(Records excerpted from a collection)
━━━━━━━━━━━━━━━━━━━━━━━━━━━━━━

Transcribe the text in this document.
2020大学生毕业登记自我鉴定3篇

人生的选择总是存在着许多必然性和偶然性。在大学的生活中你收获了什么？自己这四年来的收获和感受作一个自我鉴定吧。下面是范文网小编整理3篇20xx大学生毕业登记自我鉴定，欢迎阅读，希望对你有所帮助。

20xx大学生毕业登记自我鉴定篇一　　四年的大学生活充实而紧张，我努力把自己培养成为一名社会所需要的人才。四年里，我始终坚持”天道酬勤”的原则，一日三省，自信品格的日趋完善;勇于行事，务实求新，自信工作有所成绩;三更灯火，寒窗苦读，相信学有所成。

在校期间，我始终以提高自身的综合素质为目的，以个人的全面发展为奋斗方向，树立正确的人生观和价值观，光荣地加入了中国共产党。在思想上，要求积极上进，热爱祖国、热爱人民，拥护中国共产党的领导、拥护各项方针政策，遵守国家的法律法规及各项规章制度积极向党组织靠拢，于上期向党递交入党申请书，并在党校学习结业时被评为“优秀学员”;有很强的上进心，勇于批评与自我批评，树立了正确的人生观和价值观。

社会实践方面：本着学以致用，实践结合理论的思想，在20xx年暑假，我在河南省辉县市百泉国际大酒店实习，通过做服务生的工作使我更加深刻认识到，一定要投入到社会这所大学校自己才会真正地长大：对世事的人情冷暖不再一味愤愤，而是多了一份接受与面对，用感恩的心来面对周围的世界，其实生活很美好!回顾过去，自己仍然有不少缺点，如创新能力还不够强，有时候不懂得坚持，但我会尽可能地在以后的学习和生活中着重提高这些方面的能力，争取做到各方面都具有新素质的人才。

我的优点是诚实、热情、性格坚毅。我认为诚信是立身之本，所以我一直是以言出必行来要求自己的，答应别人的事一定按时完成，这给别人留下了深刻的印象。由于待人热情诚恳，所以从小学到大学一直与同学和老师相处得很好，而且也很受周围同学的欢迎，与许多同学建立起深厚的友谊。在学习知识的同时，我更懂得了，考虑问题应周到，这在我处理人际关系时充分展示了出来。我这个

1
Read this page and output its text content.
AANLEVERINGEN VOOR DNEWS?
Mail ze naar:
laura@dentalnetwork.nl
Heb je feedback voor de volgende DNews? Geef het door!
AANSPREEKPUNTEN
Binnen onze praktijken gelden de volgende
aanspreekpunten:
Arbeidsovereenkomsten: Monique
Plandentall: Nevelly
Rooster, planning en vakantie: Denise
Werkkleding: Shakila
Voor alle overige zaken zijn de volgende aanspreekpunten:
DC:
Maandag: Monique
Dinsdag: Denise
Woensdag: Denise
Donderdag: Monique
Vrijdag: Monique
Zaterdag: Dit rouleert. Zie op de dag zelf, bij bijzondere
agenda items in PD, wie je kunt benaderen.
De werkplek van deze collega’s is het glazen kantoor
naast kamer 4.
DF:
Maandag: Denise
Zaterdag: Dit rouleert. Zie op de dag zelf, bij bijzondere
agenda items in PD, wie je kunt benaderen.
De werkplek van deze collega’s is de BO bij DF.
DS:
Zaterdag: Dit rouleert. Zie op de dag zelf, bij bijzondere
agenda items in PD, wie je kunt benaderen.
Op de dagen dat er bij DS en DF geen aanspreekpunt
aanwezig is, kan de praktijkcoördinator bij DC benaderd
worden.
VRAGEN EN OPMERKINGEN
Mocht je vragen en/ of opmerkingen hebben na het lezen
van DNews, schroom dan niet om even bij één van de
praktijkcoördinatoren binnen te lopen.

━━━━━━━━━━━━━━━━━━━━━━━━━━━━━━

WHAT THIS TASK INVOLVES:
Give an exact copy of all the data shown above.

TASK RESPONSE:
Transcribe the text in this document.
2020大学生毕业登记自我鉴定3篇

人生的选择总是存在着许多必然性和偶然性。在大学的生活中你收获了什么？自己这四年来的收获和感受作一个自我鉴定吧。下面是范文网小编整理3篇20xx大学生毕业登记自我鉴定，欢迎阅读，希望对你有所帮助。

20xx大学生毕业登记自我鉴定篇一　　四年的大学生活充实而紧张，我努力把自己培养成为一名社会所需要的人才。四年里，我始终坚持”天道酬勤”的原则，一日三省，自信品格的日趋完善;勇于行事，务实求新，自信工作有所成绩;三更灯火，寒窗苦读，相信学有所成。

在校期间，我始终以提高自身的综合素质为目的，以个人的全面发展为奋斗方向，树立正确的人生观和价值观，光荣地加入了中国共产党。在思想上，要求积极上进，热爱祖国、热爱人民，拥护中国共产党的领导、拥护各项方针政策，遵守国家的法律法规及各项规章制度积极向党组织靠拢，于上期向党递交入党申请书，并在党校学习结业时被评为“优秀学员”;有很强的上进心，勇于批评与自我批评，树立了正确的人生观和价值观。

社会实践方面：本着学以致用，实践结合理论的思想，在20xx年暑假，我在河南省辉县市百泉国际大酒店实习，通过做服务生的工作使我更加深刻认识到，一定要投入到社会这所大学校自己才会真正地长大：对世事的人情冷暖不再一味愤愤，而是多了一份接受与面对，用感恩的心来面对周围的世界，其实生活很美好!回顾过去，自己仍然有不少缺点，如创新能力还不够强，有时候不懂得坚持，但我会尽可能地在以后的学习和生活中着重提高这些方面的能力，争取做到各方面都具有新素质的人才。

我的优点是诚实、热情、性格坚毅。我认为诚信是立身之本，所以我一直是以言出必行来要求自己的，答应别人的事一定按时完成，这给别人留下了深刻的印象。由于待人热情诚恳，所以从小学到大学一直与同学和老师相处得很好，而且也很受周围同学的欢迎，与许多同学建立起深厚的友谊。在学习知识的同时，我更懂得了，考虑问题应周到，这在我处理人际关系时充分展示了出来。我这个

1
Read this page and output its text content.
AANLEVERINGEN VOOR DNEWS?
Mail ze naar:
laura@dentalnetwork.nl
Heb je feedback voor de volgende DNews? Geef het door!
AANSPREEKPUNTEN
Binnen onze praktijken gelden de volgende
aanspreekpunten:
Arbeidsovereenkomsten: Monique
Plandentall: Nevelly
Rooster, planning en vakantie: Denise
Werkkleding: Shakila
Voor alle overige zaken zijn de volgende aanspreekpunten:
DC:
Maandag: Monique
Dinsdag: Denise
Woensdag: Denise
Donderdag: Monique
Vrijdag: Monique
Zaterdag: Dit rouleert. Zie op de dag zelf, bij bijzondere
agenda items in PD, wie je kunt benaderen.
De werkplek van deze collega’s is het glazen kantoor
naast kamer 4.
DF:
Maandag: Denise
Zaterdag: Dit rouleert. Zie op de dag zelf, bij bijzondere
agenda items in PD, wie je kunt benaderen.
De werkplek van deze collega’s is de BO bij DF.
DS:
Zaterdag: Dit rouleert. Zie op de dag zelf, bij bijzondere
agenda items in PD, wie je kunt benaderen.
Op de dagen dat er bij DS en DF geen aanspreekpunt
aanwezig is, kan de praktijkcoördinator bij DC benaderd
worden.
VRAGEN EN OPMERKINGEN
Mocht je vragen en/ of opmerkingen hebben na het lezen
van DNews, schroom dan niet om even bij één van de
praktijkcoördinatoren binnen te lopen.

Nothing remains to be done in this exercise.